§ **Stated problem**: Pull out every line in the data that has the string "might" in it.

§ **Data shown**:

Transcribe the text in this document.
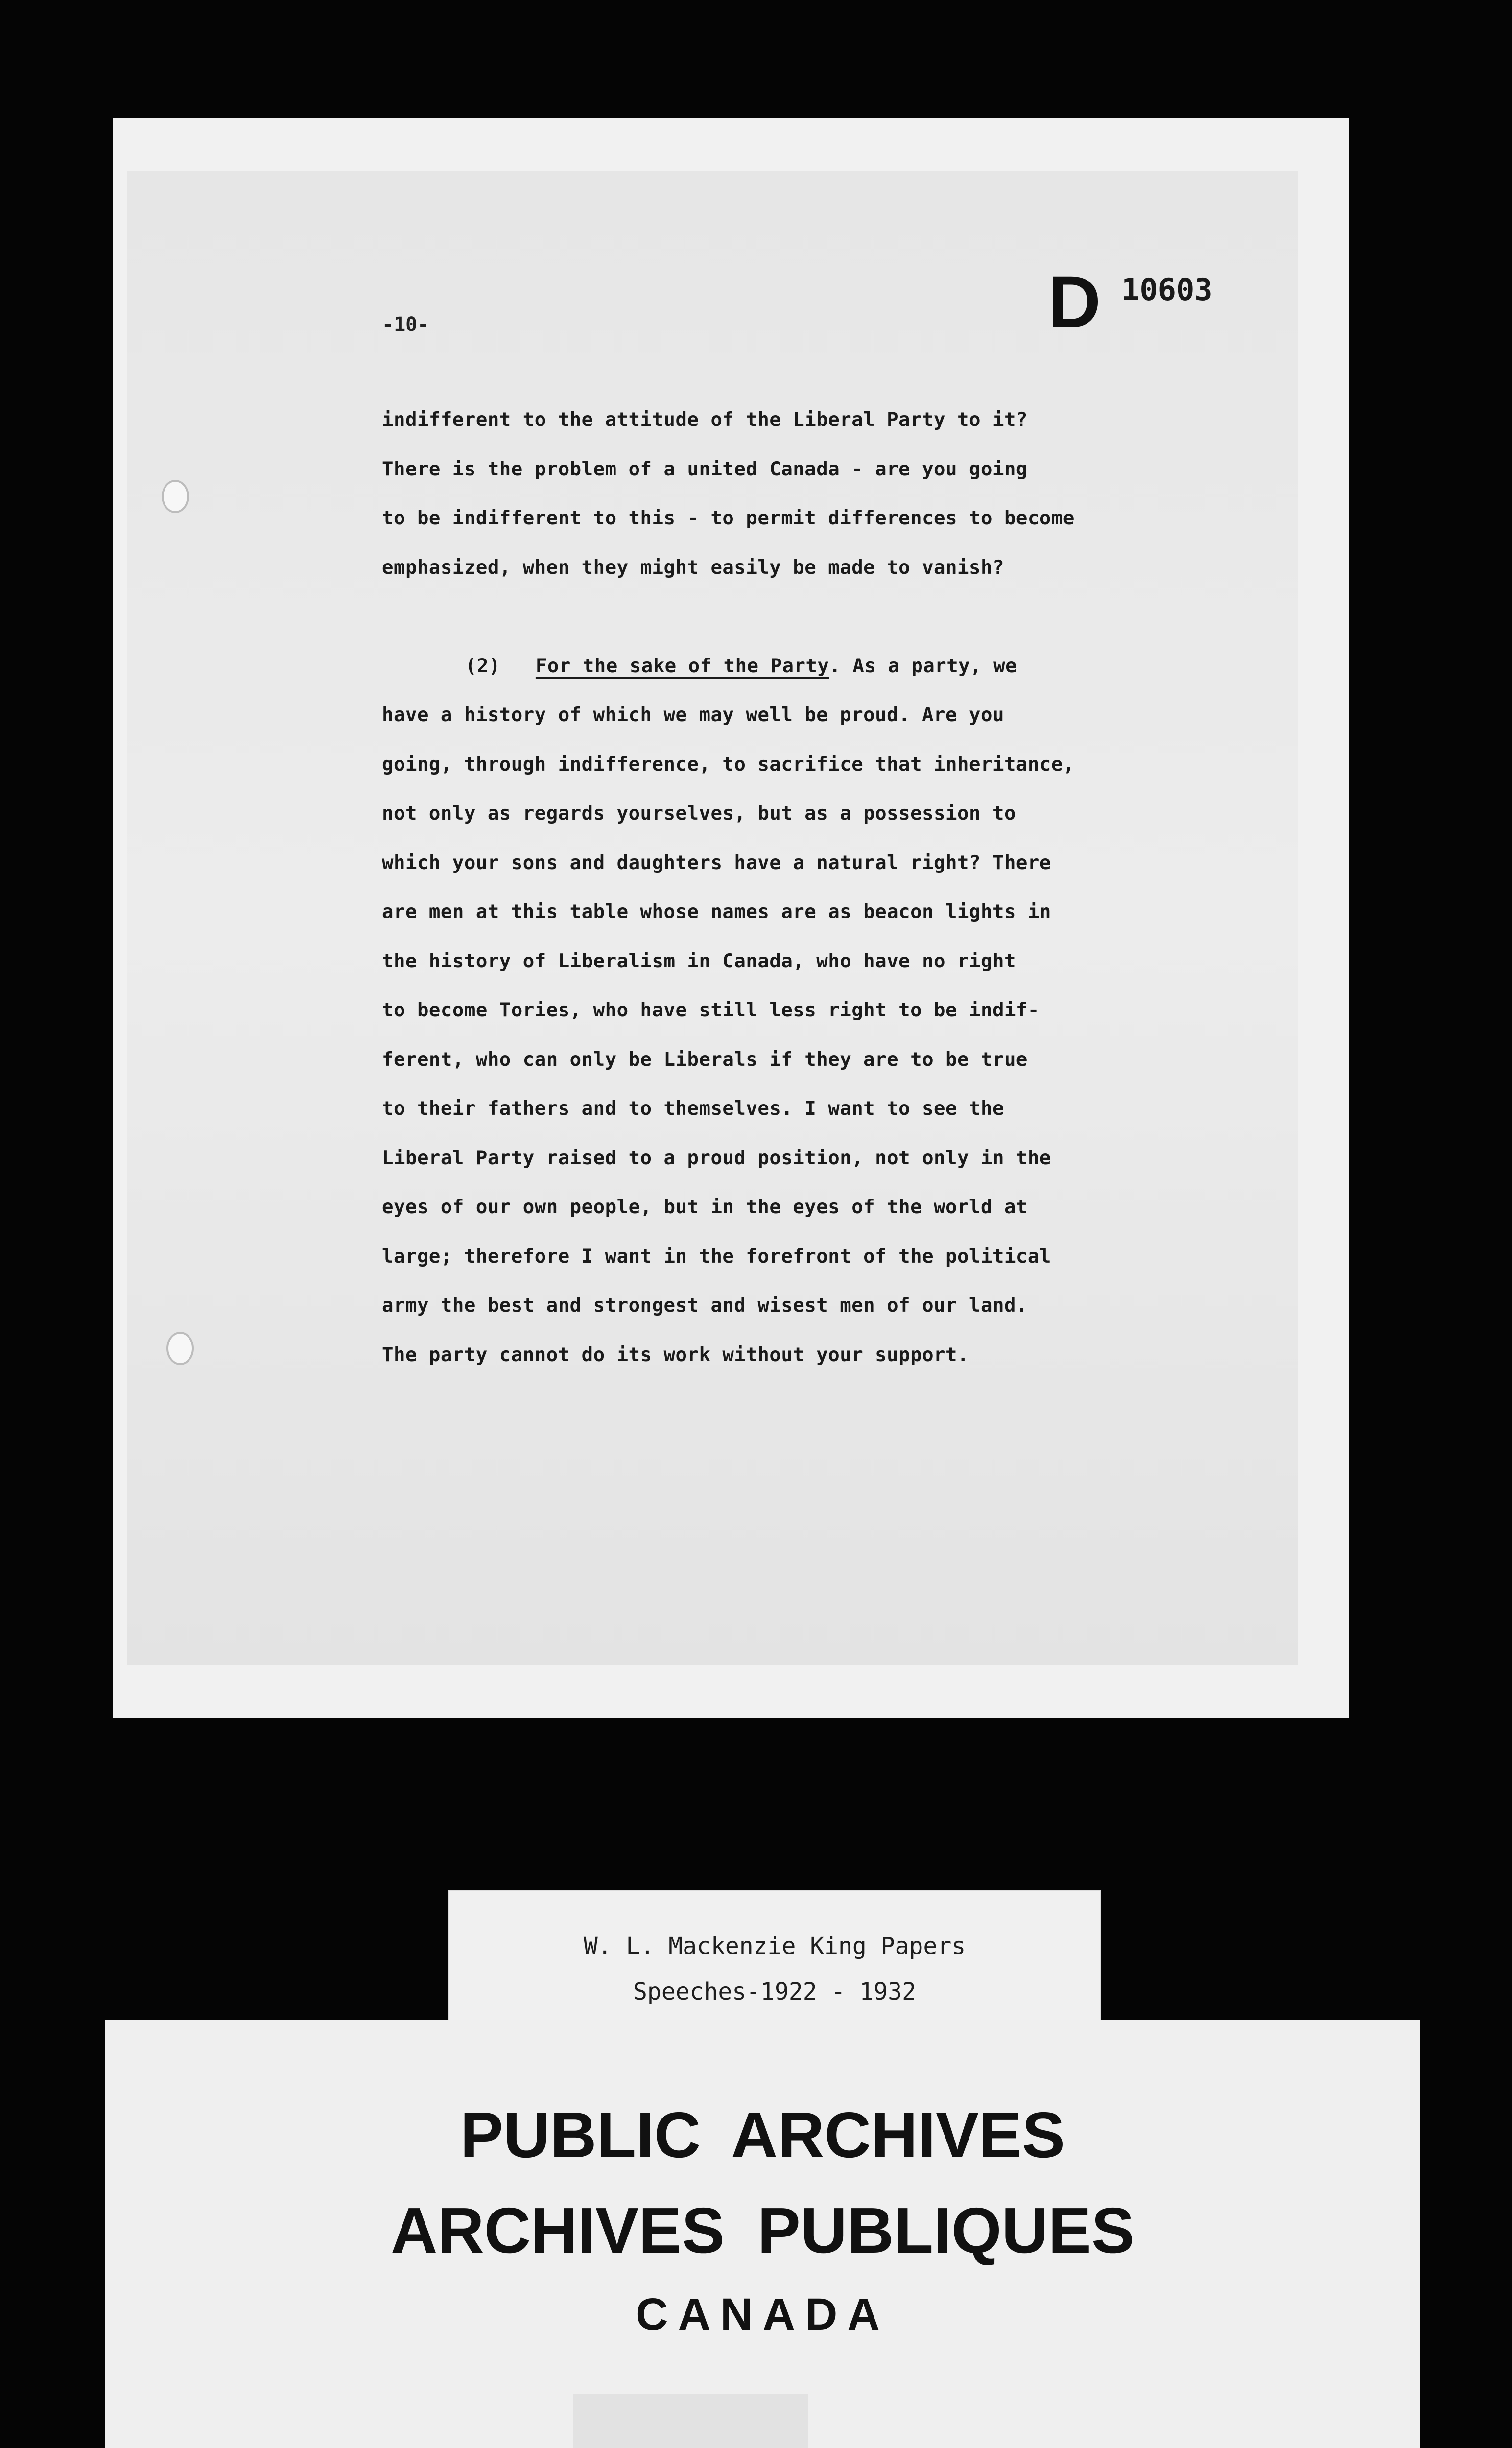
D 10603
-10-
indifferent to the attitude of the Liberal Party to it?
There is the problem of a united Canada - are you going
to be indifferent to this - to permit differences to become
emphasized, when they might easily be made to vanish?
(2) For the sake of the Party. As a party, we
have a history of which we may well be proud. Are you
going, through indifference, to sacrifice that inheritance,
not only as regards yourselves, but as a possession to
which your sons and daughters have a natural right? There
are men at this table whose names are as beacon lights in
the history of Liberalism in Canada, who have no right
to become Tories, who have still less right to be indif-
ferent, who can only be Liberals if they are to be true
to their fathers and to themselves. I want to see the
Liberal Party raised to a proud position, not only in the
eyes of our own people, but in the eyes of the world at
large; therefore I want in the forefront of the political
army the best and strongest and wisest men of our land.
The party cannot do its work without your support.
W. L. Mackenzie King Papers
Speeches-1922 - 1932
PUBLIC ARCHIVES
ARCHIVES PUBLIQUES
CANADA
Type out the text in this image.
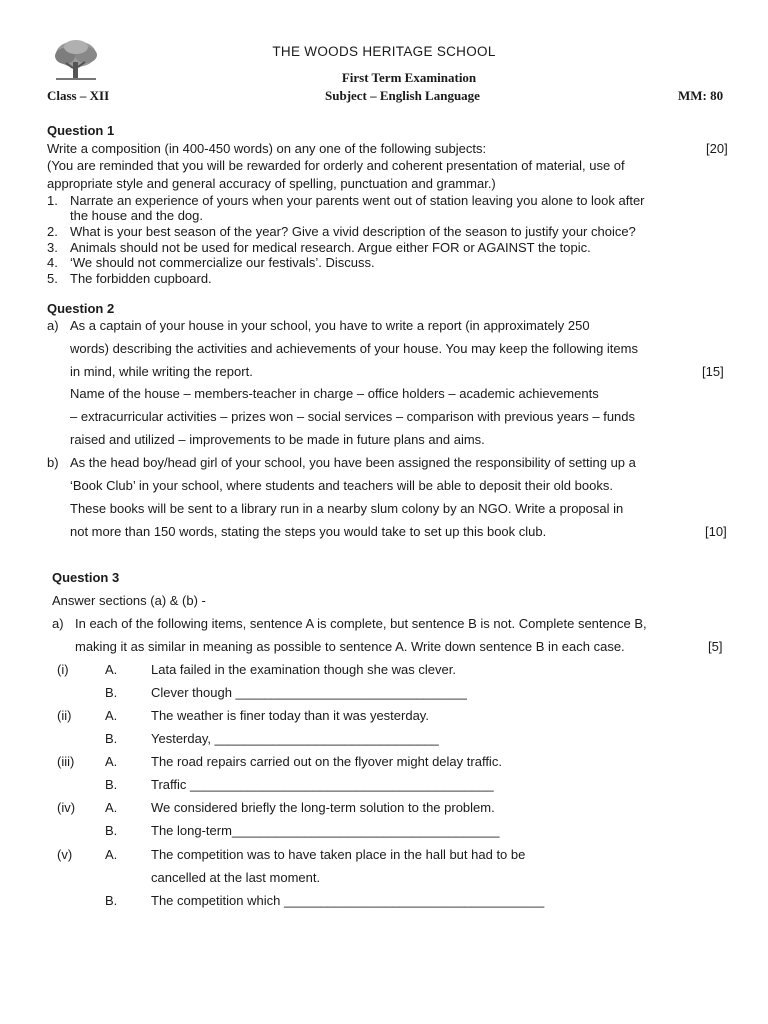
THE WOODS HERITAGE SCHOOL
First Term Examination
Class – XII	Subject – English Language	MM: 80
Question 1
Write a composition (in 400-450 words) on any one of the following subjects:	[20]
(You are reminded that you will be rewarded for orderly and coherent presentation of material, use of
appropriate style and general accuracy of spelling, punctuation and grammar.)
1. Narrate an experience of yours when your parents went out of station leaving you alone to look after
the house and the dog.
2. What is your best season of the year? Give a vivid description of the season to justify your choice?
3. Animals should not be used for medical research. Argue either FOR or AGAINST the topic.
4. ‘We should not commercialize our festivals’. Discuss.
5. The forbidden cupboard.
Question 2
a) As a captain of your house in your school, you have to write a report (in approximately 250
words) describing the activities and achievements of your house. You may keep the following items
in mind, while writing the report.	[15]
Name of the house – members-teacher in charge – office holders – academic achievements
– extracurricular activities – prizes won – social services – comparison with previous years – funds
raised and utilized – improvements to be made in future plans and aims.
b) As the head boy/head girl of your school, you have been assigned the responsibility of setting up a
‘Book Club’ in your school, where students and teachers will be able to deposit their old books.
These books will be sent to a library run in a nearby slum colony by an NGO. Write a proposal in
not more than 150 words, stating the steps you would take to set up this book club.	[10]
Question 3
Answer sections (a) & (b) -
a) In each of the following items, sentence A is complete, but sentence B is not. Complete sentence B,
making it as similar in meaning as possible to sentence A. Write down sentence B in each case.	[5]
(i)	A.	Lata failed in the examination though she was clever.
B.	Clever though ________________________________
(ii)	A.	The weather is finer today than it was yesterday.
B.	Yesterday, _______________________________
(iii) A.	The road repairs carried out on the flyover might delay traffic.
B.	Traffic __________________________________________
(iv) A.	We considered briefly the long-term solution to the problem.
B.	The long-term_____________________________________
(v)	A.	The competition was to have taken place in the hall but had to be
cancelled at the last moment.
B.	The competition which ____________________________________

§ **Answer to this exercise**:
emphasized, when they might easily be made to vanish?
(iii) A.	The road repairs carried out on the flyover might delay traffic.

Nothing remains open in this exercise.